(Your goal): The entries are to be returned exactly, with images left out.
:: Records supplied ::
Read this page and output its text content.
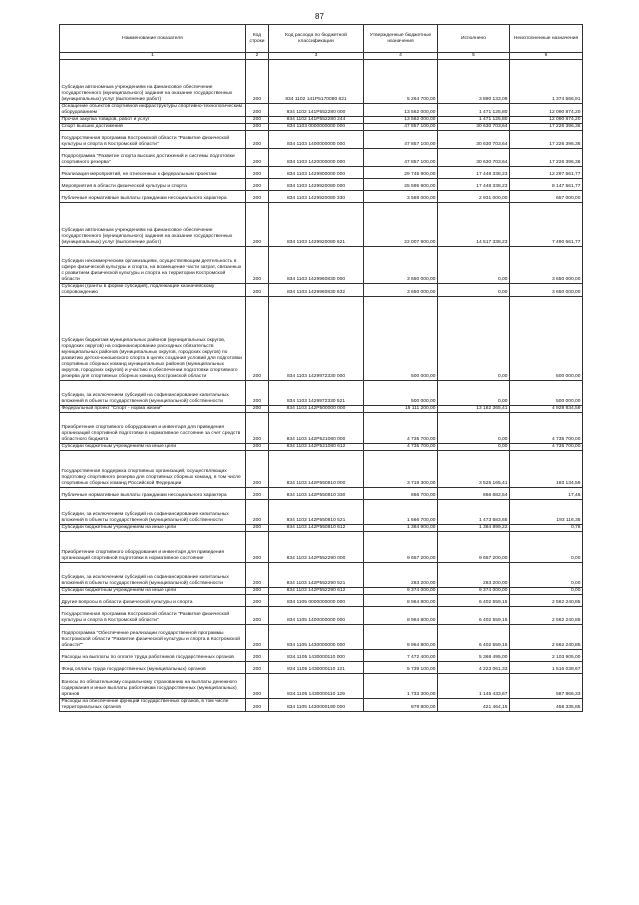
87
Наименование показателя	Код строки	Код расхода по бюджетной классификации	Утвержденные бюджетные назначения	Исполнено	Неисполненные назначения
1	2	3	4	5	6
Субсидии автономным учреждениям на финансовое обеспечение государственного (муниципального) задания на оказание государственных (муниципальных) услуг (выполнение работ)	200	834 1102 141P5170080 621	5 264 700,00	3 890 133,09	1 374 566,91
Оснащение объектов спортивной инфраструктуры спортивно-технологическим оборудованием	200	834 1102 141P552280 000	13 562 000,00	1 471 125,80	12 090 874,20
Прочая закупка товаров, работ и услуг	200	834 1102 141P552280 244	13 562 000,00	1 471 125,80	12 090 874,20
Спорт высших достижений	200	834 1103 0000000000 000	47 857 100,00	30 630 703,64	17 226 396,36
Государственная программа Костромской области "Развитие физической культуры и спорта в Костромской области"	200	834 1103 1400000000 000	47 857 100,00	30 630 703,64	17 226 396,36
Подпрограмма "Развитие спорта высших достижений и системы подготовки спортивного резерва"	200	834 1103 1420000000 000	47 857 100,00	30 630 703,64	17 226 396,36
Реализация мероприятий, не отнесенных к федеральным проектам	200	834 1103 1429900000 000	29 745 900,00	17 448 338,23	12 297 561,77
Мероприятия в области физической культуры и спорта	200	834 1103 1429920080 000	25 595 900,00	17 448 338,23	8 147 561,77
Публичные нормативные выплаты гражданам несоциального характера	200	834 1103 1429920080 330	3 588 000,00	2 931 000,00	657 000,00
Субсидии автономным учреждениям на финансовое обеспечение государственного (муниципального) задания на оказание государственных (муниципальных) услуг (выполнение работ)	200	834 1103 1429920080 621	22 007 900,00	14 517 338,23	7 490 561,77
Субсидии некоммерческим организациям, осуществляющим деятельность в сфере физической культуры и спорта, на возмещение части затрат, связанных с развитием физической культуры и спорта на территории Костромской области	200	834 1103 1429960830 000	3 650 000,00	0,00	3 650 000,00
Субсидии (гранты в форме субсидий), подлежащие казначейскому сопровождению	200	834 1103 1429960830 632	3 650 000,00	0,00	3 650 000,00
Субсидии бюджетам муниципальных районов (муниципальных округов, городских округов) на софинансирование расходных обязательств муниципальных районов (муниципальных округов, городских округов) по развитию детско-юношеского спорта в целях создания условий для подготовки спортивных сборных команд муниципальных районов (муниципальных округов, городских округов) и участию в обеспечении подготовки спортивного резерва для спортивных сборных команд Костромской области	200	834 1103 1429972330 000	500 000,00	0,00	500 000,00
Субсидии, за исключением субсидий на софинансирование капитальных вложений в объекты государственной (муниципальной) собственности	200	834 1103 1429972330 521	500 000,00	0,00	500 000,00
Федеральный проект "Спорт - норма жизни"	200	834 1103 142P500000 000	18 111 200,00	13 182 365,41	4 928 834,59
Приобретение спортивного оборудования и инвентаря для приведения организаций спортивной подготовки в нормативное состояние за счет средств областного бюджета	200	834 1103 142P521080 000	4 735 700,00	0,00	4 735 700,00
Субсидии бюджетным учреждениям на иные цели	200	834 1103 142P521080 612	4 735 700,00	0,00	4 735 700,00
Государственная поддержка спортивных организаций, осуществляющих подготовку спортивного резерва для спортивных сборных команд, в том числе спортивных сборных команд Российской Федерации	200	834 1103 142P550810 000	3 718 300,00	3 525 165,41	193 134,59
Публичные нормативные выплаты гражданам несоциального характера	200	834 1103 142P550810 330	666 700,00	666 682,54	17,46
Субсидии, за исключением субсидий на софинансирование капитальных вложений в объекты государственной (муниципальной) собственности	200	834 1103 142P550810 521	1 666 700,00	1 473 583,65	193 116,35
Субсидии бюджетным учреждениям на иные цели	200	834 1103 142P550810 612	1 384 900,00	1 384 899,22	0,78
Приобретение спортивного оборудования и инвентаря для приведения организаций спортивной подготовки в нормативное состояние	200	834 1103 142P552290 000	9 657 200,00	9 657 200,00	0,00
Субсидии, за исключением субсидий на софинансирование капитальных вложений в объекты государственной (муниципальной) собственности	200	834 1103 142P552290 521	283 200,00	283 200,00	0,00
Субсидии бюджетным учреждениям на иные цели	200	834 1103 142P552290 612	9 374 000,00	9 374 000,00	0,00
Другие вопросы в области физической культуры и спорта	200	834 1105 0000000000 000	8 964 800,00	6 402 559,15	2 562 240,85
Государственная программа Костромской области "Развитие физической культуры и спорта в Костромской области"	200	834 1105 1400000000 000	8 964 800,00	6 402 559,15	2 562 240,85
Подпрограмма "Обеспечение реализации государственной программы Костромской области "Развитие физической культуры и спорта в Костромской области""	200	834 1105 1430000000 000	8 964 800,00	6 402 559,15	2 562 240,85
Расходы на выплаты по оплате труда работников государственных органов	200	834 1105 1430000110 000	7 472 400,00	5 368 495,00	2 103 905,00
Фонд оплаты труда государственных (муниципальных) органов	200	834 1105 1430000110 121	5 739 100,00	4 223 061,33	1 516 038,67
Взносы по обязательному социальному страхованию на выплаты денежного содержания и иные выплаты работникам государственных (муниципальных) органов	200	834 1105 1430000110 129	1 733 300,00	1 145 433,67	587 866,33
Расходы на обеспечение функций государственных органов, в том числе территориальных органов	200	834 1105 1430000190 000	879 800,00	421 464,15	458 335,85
:::
(Answer to the problem):
Read this page and output its text content.
87
Наименование показателя	Код строки	Код расхода по бюджетной классификации	Утвержденные бюджетные назначения	Исполнено	Неисполненные назначения
1	2	3	4	5	6
Субсидии автономным учреждениям на финансовое обеспечение государственного (муниципального) задания на оказание государственных (муниципальных) услуг (выполнение работ)	200	834 1102 141P5170080 621	5 264 700,00	3 890 133,09	1 374 566,91
Оснащение объектов спортивной инфраструктуры спортивно-технологическим оборудованием	200	834 1102 141P552280 000	13 562 000,00	1 471 125,80	12 090 874,20
Прочая закупка товаров, работ и услуг	200	834 1102 141P552280 244	13 562 000,00	1 471 125,80	12 090 874,20
Спорт высших достижений	200	834 1103 0000000000 000	47 857 100,00	30 630 703,64	17 226 396,36
Государственная программа Костромской области "Развитие физической культуры и спорта в Костромской области"	200	834 1103 1400000000 000	47 857 100,00	30 630 703,64	17 226 396,36
Подпрограмма "Развитие спорта высших достижений и системы подготовки спортивного резерва"	200	834 1103 1420000000 000	47 857 100,00	30 630 703,64	17 226 396,36
Реализация мероприятий, не отнесенных к федеральным проектам	200	834 1103 1429900000 000	29 745 900,00	17 448 338,23	12 297 561,77
Мероприятия в области физической культуры и спорта	200	834 1103 1429920080 000	25 595 900,00	17 448 338,23	8 147 561,77
Публичные нормативные выплаты гражданам несоциального характера	200	834 1103 1429920080 330	3 588 000,00	2 931 000,00	657 000,00
Субсидии автономным учреждениям на финансовое обеспечение государственного (муниципального) задания на оказание государственных (муниципальных) услуг (выполнение работ)	200	834 1103 1429920080 621	22 007 900,00	14 517 338,23	7 490 561,77
Субсидии некоммерческим организациям, осуществляющим деятельность в сфере физической культуры и спорта, на возмещение части затрат, связанных с развитием физической культуры и спорта на территории Костромской области	200	834 1103 1429960830 000	3 650 000,00	0,00	3 650 000,00
Субсидии (гранты в форме субсидий), подлежащие казначейскому сопровождению	200	834 1103 1429960830 632	3 650 000,00	0,00	3 650 000,00
Субсидии бюджетам муниципальных районов (муниципальных округов, городских округов) на софинансирование расходных обязательств муниципальных районов (муниципальных округов, городских округов) по развитию детско-юношеского спорта в целях создания условий для подготовки спортивных сборных команд муниципальных районов (муниципальных округов, городских округов) и участию в обеспечении подготовки спортивного резерва для спортивных сборных команд Костромской области	200	834 1103 1429972330 000	500 000,00	0,00	500 000,00
Субсидии, за исключением субсидий на софинансирование капитальных вложений в объекты государственной (муниципальной) собственности	200	834 1103 1429972330 521	500 000,00	0,00	500 000,00
Федеральный проект "Спорт - норма жизни"	200	834 1103 142P500000 000	18 111 200,00	13 182 365,41	4 928 834,59
Приобретение спортивного оборудования и инвентаря для приведения организаций спортивной подготовки в нормативное состояние за счет средств областного бюджета	200	834 1103 142P521080 000	4 735 700,00	0,00	4 735 700,00
Субсидии бюджетным учреждениям на иные цели	200	834 1103 142P521080 612	4 735 700,00	0,00	4 735 700,00
Государственная поддержка спортивных организаций, осуществляющих подготовку спортивного резерва для спортивных сборных команд, в том числе спортивных сборных команд Российской Федерации	200	834 1103 142P550810 000	3 718 300,00	3 525 165,41	193 134,59
Публичные нормативные выплаты гражданам несоциального характера	200	834 1103 142P550810 330	666 700,00	666 682,54	17,46
Субсидии, за исключением субсидий на софинансирование капитальных вложений в объекты государственной (муниципальной) собственности	200	834 1103 142P550810 521	1 666 700,00	1 473 583,65	193 116,35
Субсидии бюджетным учреждениям на иные цели	200	834 1103 142P550810 612	1 384 900,00	1 384 899,22	0,78
Приобретение спортивного оборудования и инвентаря для приведения организаций спортивной подготовки в нормативное состояние	200	834 1103 142P552290 000	9 657 200,00	9 657 200,00	0,00
Субсидии, за исключением субсидий на софинансирование капитальных вложений в объекты государственной (муниципальной) собственности	200	834 1103 142P552290 521	283 200,00	283 200,00	0,00
Субсидии бюджетным учреждениям на иные цели	200	834 1103 142P552290 612	9 374 000,00	9 374 000,00	0,00
Другие вопросы в области физической культуры и спорта	200	834 1105 0000000000 000	8 964 800,00	6 402 559,15	2 562 240,85
Государственная программа Костромской области "Развитие физической культуры и спорта в Костромской области"	200	834 1105 1400000000 000	8 964 800,00	6 402 559,15	2 562 240,85
Подпрограмма "Обеспечение реализации государственной программы Костромской области "Развитие физической культуры и спорта в Костромской области""	200	834 1105 1430000000 000	8 964 800,00	6 402 559,15	2 562 240,85
Расходы на выплаты по оплате труда работников государственных органов	200	834 1105 1430000110 000	7 472 400,00	5 368 495,00	2 103 905,00
Фонд оплаты труда государственных (муниципальных) органов	200	834 1105 1430000110 121	5 739 100,00	4 223 061,33	1 516 038,67
Взносы по обязательному социальному страхованию на выплаты денежного содержания и иные выплаты работникам государственных (муниципальных) органов	200	834 1105 1430000110 129	1 733 300,00	1 145 433,67	587 866,33
Расходы на обеспечение функций государственных органов, в том числе территориальных органов	200	834 1105 1430000190 000	879 800,00	421 464,15	458 335,85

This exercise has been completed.